[STATED TASK]: The data must be written out once more, precisely as given.

Data records
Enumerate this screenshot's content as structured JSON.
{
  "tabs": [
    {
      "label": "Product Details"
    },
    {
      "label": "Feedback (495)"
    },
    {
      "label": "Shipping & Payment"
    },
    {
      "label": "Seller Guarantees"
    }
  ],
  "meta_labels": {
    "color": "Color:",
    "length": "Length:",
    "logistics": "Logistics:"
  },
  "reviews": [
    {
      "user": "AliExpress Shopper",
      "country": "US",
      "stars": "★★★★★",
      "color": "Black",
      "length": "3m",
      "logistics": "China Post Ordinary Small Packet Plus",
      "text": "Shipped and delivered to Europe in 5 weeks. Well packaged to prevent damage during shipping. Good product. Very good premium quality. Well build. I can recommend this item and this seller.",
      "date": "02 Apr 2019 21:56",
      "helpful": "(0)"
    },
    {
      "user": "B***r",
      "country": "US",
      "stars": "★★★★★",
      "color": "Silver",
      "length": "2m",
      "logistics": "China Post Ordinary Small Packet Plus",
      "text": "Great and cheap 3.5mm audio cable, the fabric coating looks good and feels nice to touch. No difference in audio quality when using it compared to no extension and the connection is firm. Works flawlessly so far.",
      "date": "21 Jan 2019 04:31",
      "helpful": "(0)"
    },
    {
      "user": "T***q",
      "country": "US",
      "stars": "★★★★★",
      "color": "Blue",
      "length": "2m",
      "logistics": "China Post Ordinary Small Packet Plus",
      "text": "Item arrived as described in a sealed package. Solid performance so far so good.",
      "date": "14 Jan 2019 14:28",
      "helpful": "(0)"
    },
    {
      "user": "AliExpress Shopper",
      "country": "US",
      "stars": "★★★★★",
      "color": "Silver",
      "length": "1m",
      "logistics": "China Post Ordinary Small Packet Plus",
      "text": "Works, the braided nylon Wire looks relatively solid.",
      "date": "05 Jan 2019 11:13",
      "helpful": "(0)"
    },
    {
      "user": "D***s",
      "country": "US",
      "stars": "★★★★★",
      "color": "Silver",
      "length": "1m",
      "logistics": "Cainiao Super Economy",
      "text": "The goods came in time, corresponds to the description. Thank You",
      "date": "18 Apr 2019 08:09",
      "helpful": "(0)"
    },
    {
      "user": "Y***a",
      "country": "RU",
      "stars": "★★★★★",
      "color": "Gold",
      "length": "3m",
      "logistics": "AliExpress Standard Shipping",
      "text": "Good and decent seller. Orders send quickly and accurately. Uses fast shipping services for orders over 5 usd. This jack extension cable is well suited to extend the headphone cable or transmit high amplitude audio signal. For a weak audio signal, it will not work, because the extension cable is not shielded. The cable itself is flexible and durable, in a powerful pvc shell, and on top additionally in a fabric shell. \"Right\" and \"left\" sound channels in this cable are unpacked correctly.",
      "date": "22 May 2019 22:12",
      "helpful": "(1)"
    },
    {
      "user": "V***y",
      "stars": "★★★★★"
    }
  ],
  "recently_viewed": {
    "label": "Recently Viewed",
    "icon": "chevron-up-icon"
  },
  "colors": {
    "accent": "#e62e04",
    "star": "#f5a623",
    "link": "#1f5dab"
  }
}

[ANSWER]:
Enumerate this screenshot's content as structured JSON.
{
  "tabs": [
    {
      "label": "Product Details"
    },
    {
      "label": "Feedback (495)"
    },
    {
      "label": "Shipping & Payment"
    },
    {
      "label": "Seller Guarantees"
    }
  ],
  "meta_labels": {
    "color": "Color:",
    "length": "Length:",
    "logistics": "Logistics:"
  },
  "reviews": [
    {
      "user": "AliExpress Shopper",
      "country": "US",
      "stars": "★★★★★",
      "color": "Black",
      "length": "3m",
      "logistics": "China Post Ordinary Small Packet Plus",
      "text": "Shipped and delivered to Europe in 5 weeks. Well packaged to prevent damage during shipping. Good product. Very good premium quality. Well build. I can recommend this item and this seller.",
      "date": "02 Apr 2019 21:56",
      "helpful": "(0)"
    },
    {
      "user": "B***r",
      "country": "US",
      "stars": "★★★★★",
      "color": "Silver",
      "length": "2m",
      "logistics": "China Post Ordinary Small Packet Plus",
      "text": "Great and cheap 3.5mm audio cable, the fabric coating looks good and feels nice to touch. No difference in audio quality when using it compared to no extension and the connection is firm. Works flawlessly so far.",
      "date": "21 Jan 2019 04:31",
      "helpful": "(0)"
    },
    {
      "user": "T***q",
      "country": "US",
      "stars": "★★★★★",
      "color": "Blue",
      "length": "2m",
      "logistics": "China Post Ordinary Small Packet Plus",
      "text": "Item arrived as described in a sealed package. Solid performance so far so good.",
      "date": "14 Jan 2019 14:28",
      "helpful": "(0)"
    },
    {
      "user": "AliExpress Shopper",
      "country": "US",
      "stars": "★★★★★",
      "color": "Silver",
      "length": "1m",
      "logistics": "China Post Ordinary Small Packet Plus",
      "text": "Works, the braided nylon Wire looks relatively solid.",
      "date": "05 Jan 2019 11:13",
      "helpful": "(0)"
    },
    {
      "user": "D***s",
      "country": "US",
      "stars": "★★★★★",
      "color": "Silver",
      "length": "1m",
      "logistics": "Cainiao Super Economy",
      "text": "The goods came in time, corresponds to the description. Thank You",
      "date": "18 Apr 2019 08:09",
      "helpful": "(0)"
    },
    {
      "user": "Y***a",
      "country": "RU",
      "stars": "★★★★★",
      "color": "Gold",
      "length": "3m",
      "logistics": "AliExpress Standard Shipping",
      "text": "Good and decent seller. Orders send quickly and accurately. Uses fast shipping services for orders over 5 usd. This jack extension cable is well suited to extend the headphone cable or transmit high amplitude audio signal. For a weak audio signal, it will not work, because the extension cable is not shielded. The cable itself is flexible and durable, in a powerful pvc shell, and on top additionally in a fabric shell. \"Right\" and \"left\" sound channels in this cable are unpacked correctly.",
      "date": "22 May 2019 22:12",
      "helpful": "(1)"
    },
    {
      "user": "V***y",
      "stars": "★★★★★"
    }
  ],
  "recently_viewed": {
    "label": "Recently Viewed",
    "icon": "chevron-up-icon"
  },
  "colors": {
    "accent": "#e62e04",
    "star": "#f5a623",
    "link": "#1f5dab"
  }
}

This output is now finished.